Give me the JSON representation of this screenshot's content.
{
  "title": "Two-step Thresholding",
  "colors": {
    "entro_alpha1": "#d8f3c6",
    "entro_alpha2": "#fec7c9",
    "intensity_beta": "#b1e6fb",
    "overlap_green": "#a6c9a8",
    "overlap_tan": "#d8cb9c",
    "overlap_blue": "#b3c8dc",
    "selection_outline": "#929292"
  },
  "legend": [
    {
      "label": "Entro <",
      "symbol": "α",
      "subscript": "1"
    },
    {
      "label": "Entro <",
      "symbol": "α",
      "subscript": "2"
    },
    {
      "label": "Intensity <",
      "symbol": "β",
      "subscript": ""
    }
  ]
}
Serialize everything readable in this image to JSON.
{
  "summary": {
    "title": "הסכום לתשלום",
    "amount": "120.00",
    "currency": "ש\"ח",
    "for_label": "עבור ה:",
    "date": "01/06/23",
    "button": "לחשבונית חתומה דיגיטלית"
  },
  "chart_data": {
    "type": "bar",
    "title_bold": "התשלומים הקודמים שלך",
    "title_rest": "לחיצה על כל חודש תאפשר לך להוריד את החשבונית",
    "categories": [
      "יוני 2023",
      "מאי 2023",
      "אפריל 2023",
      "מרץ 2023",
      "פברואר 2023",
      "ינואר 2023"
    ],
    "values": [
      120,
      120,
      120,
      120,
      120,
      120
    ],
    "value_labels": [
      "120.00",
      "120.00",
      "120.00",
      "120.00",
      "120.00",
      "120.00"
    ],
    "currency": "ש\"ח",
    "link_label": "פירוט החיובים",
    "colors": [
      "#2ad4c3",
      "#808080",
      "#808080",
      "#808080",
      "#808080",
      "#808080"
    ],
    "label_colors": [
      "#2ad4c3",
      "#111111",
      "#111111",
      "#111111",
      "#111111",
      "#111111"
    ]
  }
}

- - - - - - -

▶ _AIM OF THE EXERCISE_
Copy out every line in the listing where the word "JSON" appears.

▶ _SOLUTION FOR THIS PROBLEM_
Give me the JSON representation of this screenshot's content.
Serialize everything readable in this image to JSON.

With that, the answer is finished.